- Exercise brief -
Only the pictures are left out: repeat the rest of the entries exactly.

- Raw records -

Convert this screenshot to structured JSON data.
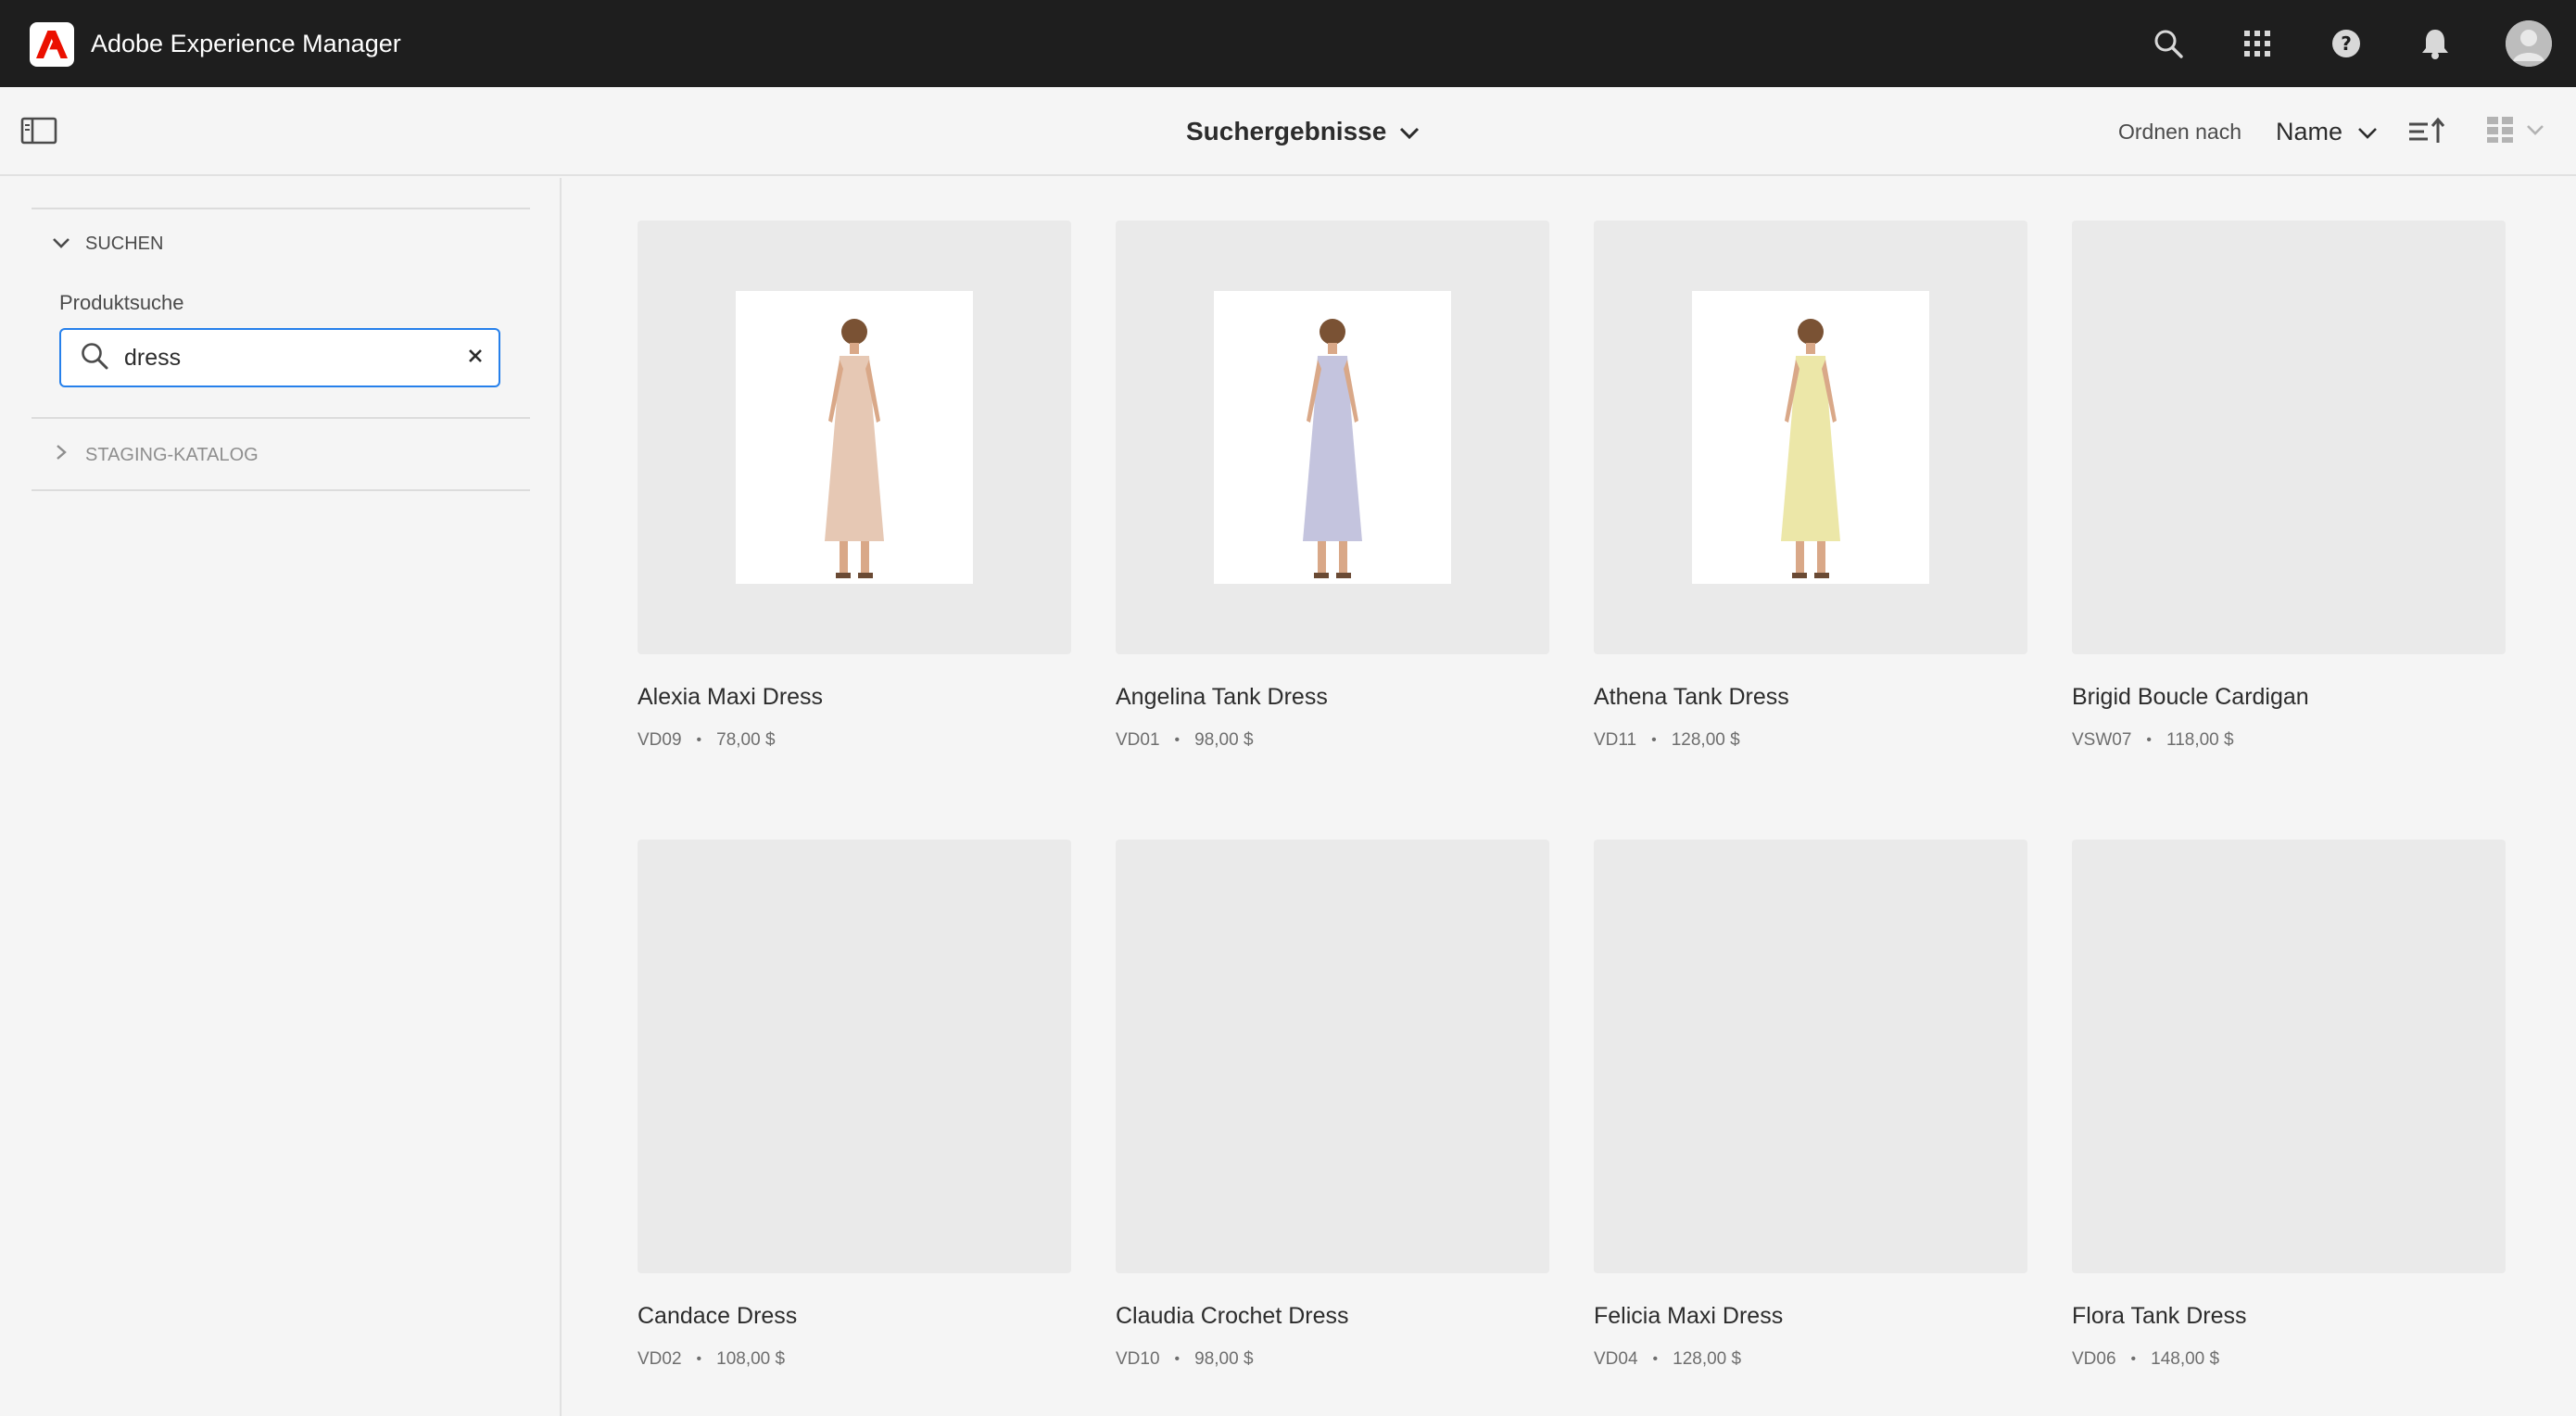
{
  "header": {
    "app_title": "Adobe Experience Manager",
    "icons": [
      "search-icon",
      "apps-grid-icon",
      "help-icon",
      "notifications-bell-icon",
      "user-avatar"
    ]
  },
  "actionbar": {
    "title": "Suchergebnisse",
    "sort_label": "Ordnen nach",
    "sort_value": "Name"
  },
  "rail": {
    "section_search": "SUCHEN",
    "field_label": "Produktsuche",
    "search_value": "dress",
    "section_catalog": "STAGING-KATALOG"
  },
  "products": [
    {
      "title": "Alexia Maxi Dress",
      "sku": "VD09",
      "price": "78,00 $",
      "has_image": true,
      "dress_color": "#e6c8b4"
    },
    {
      "title": "Angelina Tank Dress",
      "sku": "VD01",
      "price": "98,00 $",
      "has_image": true,
      "dress_color": "#c4c4de"
    },
    {
      "title": "Athena Tank Dress",
      "sku": "VD11",
      "price": "128,00 $",
      "has_image": true,
      "dress_color": "#ece7a8"
    },
    {
      "title": "Brigid Boucle Cardigan",
      "sku": "VSW07",
      "price": "118,00 $",
      "has_image": false
    },
    {
      "title": "Candace Dress",
      "sku": "VD02",
      "price": "108,00 $",
      "has_image": false
    },
    {
      "title": "Claudia Crochet Dress",
      "sku": "VD10",
      "price": "98,00 $",
      "has_image": false
    },
    {
      "title": "Felicia Maxi Dress",
      "sku": "VD04",
      "price": "128,00 $",
      "has_image": false
    },
    {
      "title": "Flora Tank Dress",
      "sku": "VD06",
      "price": "148,00 $",
      "has_image": false
    }
  ],
  "colors": {
    "shell_bg": "#1e1e1e",
    "adobe_red": "#eb1000",
    "focus_blue": "#2680eb",
    "thumb_bg": "#eaeaea"
  }
}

- Task output -
Convert this screenshot to structured JSON data.
{
  "header": {
    "app_title": "Adobe Experience Manager",
    "icons": [
      "search-icon",
      "apps-grid-icon",
      "help-icon",
      "notifications-bell-icon",
      "user-avatar"
    ]
  },
  "actionbar": {
    "title": "Suchergebnisse",
    "sort_label": "Ordnen nach",
    "sort_value": "Name"
  },
  "rail": {
    "section_search": "SUCHEN",
    "field_label": "Produktsuche",
    "search_value": "dress",
    "section_catalog": "STAGING-KATALOG"
  },
  "products": [
    {
      "title": "Alexia Maxi Dress",
      "sku": "VD09",
      "price": "78,00 $",
      "has_image": true,
      "dress_color": "#e6c8b4"
    },
    {
      "title": "Angelina Tank Dress",
      "sku": "VD01",
      "price": "98,00 $",
      "has_image": true,
      "dress_color": "#c4c4de"
    },
    {
      "title": "Athena Tank Dress",
      "sku": "VD11",
      "price": "128,00 $",
      "has_image": true,
      "dress_color": "#ece7a8"
    },
    {
      "title": "Brigid Boucle Cardigan",
      "sku": "VSW07",
      "price": "118,00 $",
      "has_image": false
    },
    {
      "title": "Candace Dress",
      "sku": "VD02",
      "price": "108,00 $",
      "has_image": false
    },
    {
      "title": "Claudia Crochet Dress",
      "sku": "VD10",
      "price": "98,00 $",
      "has_image": false
    },
    {
      "title": "Felicia Maxi Dress",
      "sku": "VD04",
      "price": "128,00 $",
      "has_image": false
    },
    {
      "title": "Flora Tank Dress",
      "sku": "VD06",
      "price": "148,00 $",
      "has_image": false
    }
  ],
  "colors": {
    "shell_bg": "#1e1e1e",
    "adobe_red": "#eb1000",
    "focus_blue": "#2680eb",
    "thumb_bg": "#eaeaea"
  }
}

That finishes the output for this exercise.